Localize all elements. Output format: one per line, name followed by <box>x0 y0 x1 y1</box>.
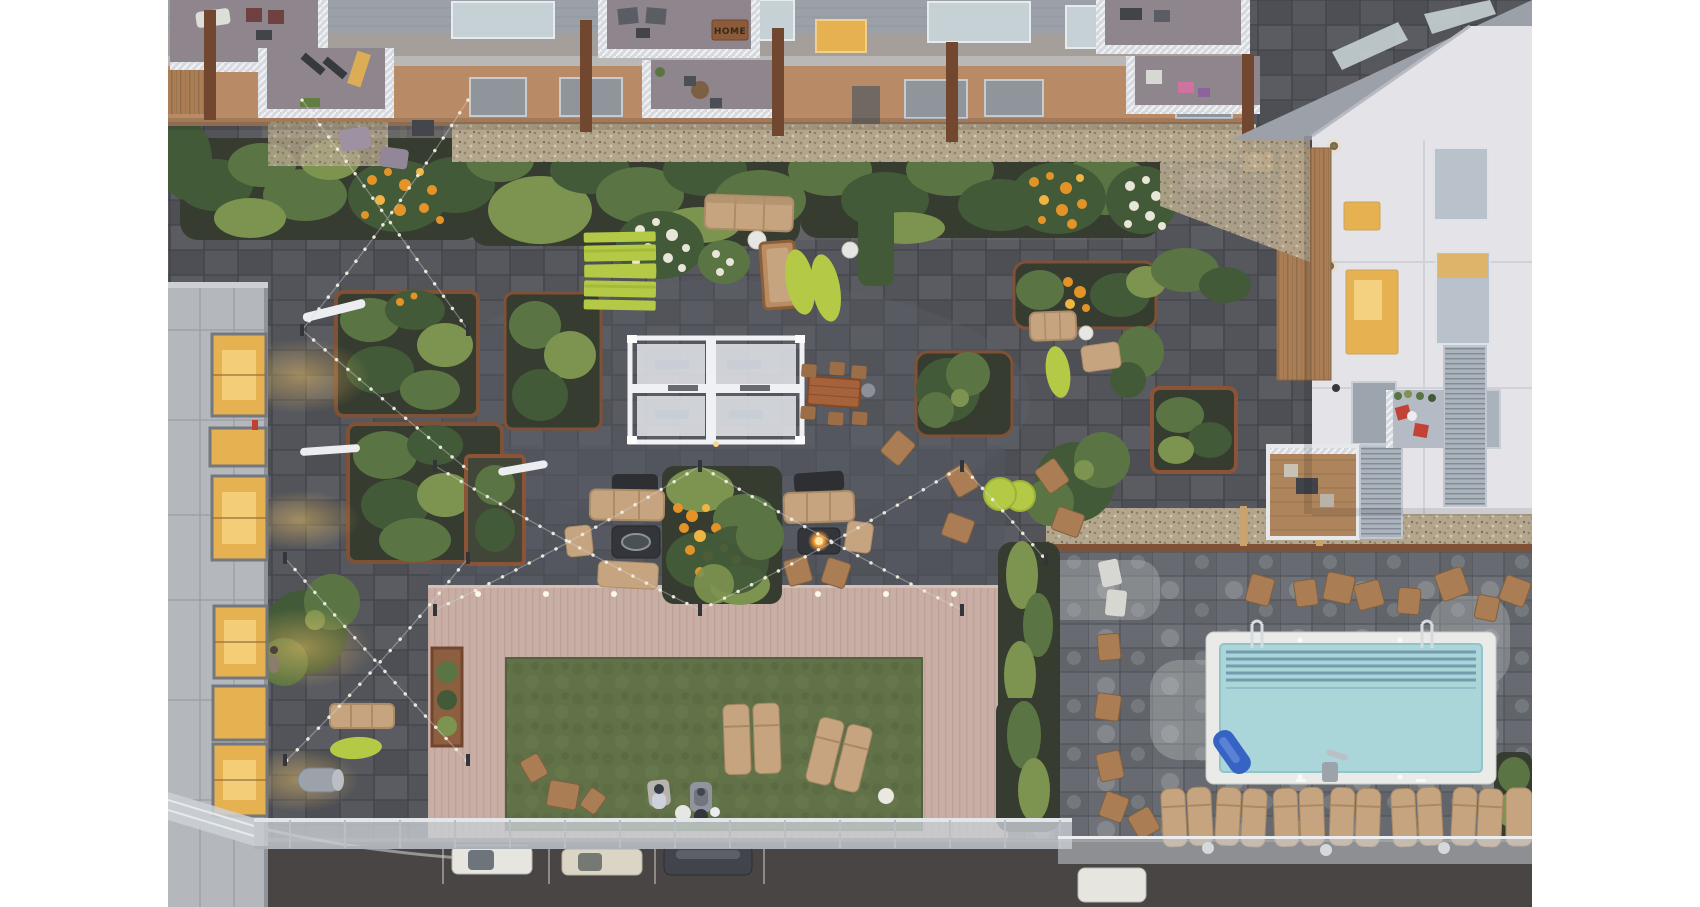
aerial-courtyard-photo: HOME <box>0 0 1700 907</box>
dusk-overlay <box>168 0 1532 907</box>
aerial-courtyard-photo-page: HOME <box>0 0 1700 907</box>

◆ ◆ ◆ ◆ ◆

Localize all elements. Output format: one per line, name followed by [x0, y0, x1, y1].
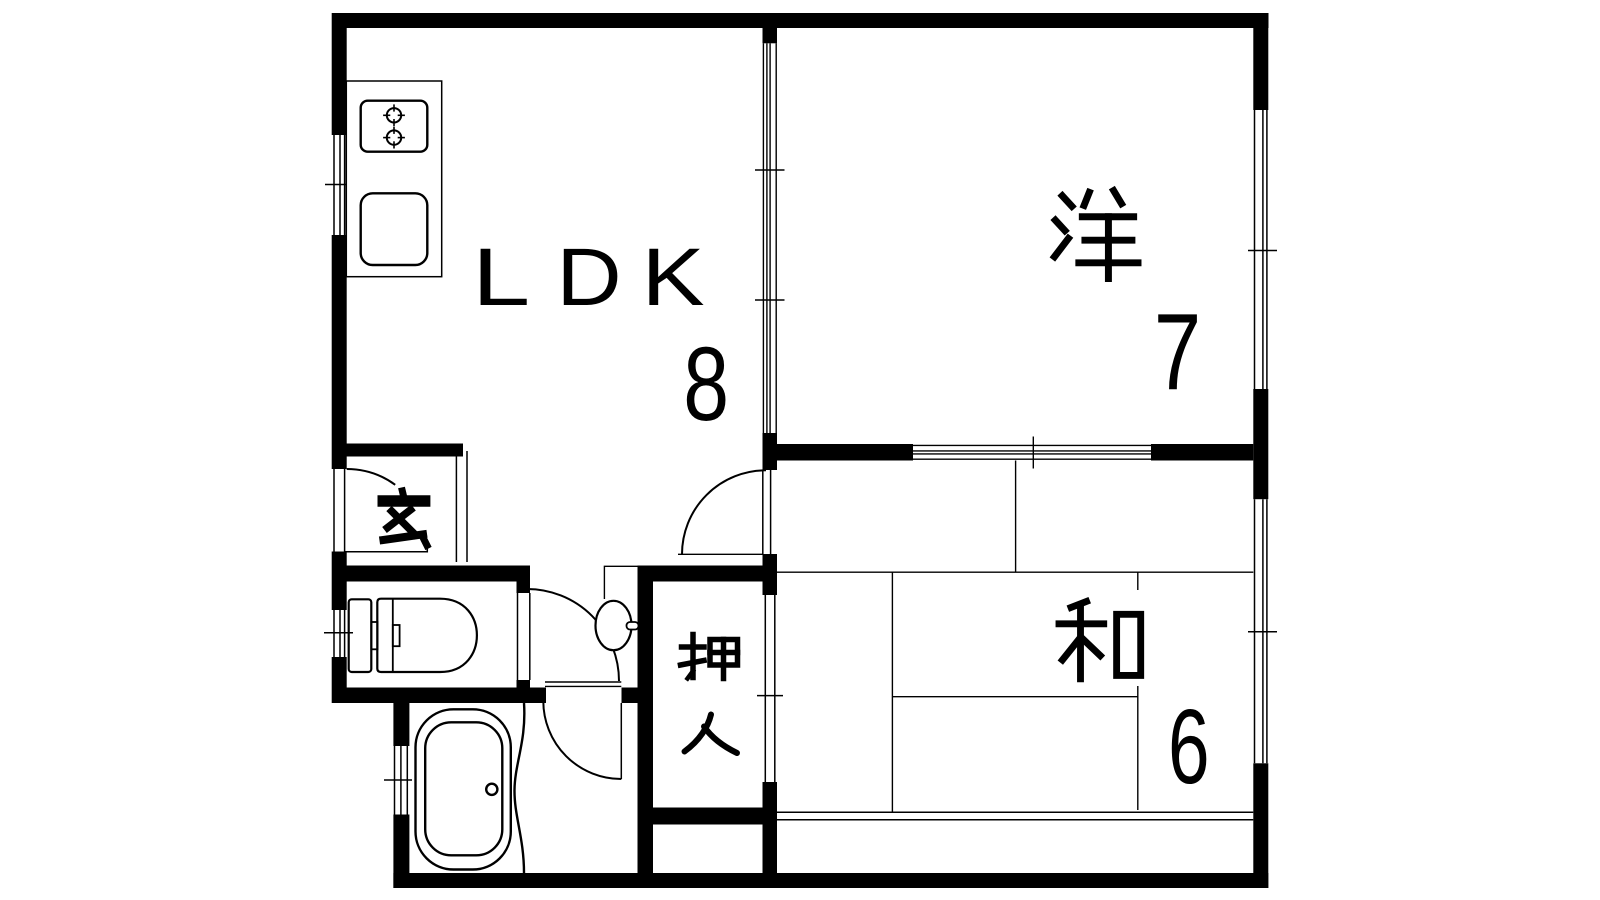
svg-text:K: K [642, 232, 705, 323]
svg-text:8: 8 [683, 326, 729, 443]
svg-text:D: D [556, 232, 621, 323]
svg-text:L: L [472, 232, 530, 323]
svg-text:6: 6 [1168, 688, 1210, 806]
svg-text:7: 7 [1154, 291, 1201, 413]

◆ ◆ ◆ ◆ ◆

• **WHAT YOU SHOULD DO**:
Copy out, word for word, the stretch of records from the line containing "y0, x1, y1]." through the line containing "svg-text:7: 7 [1154, 291, 1201, 413]", both lines included. Leave the pictures out.

• **REPLY TO THE EXERCISE**:
Localize all elements. Output format: one per line, name followed by [x0, y0, x1, y1].
svg-text:K: K [642, 232, 705, 323]
svg-text:8: 8 [683, 326, 729, 443]
svg-text:D: D [556, 232, 621, 323]
svg-text:L: L [472, 232, 530, 323]
svg-text:6: 6 [1168, 688, 1210, 806]
svg-text:7: 7 [1154, 291, 1201, 413]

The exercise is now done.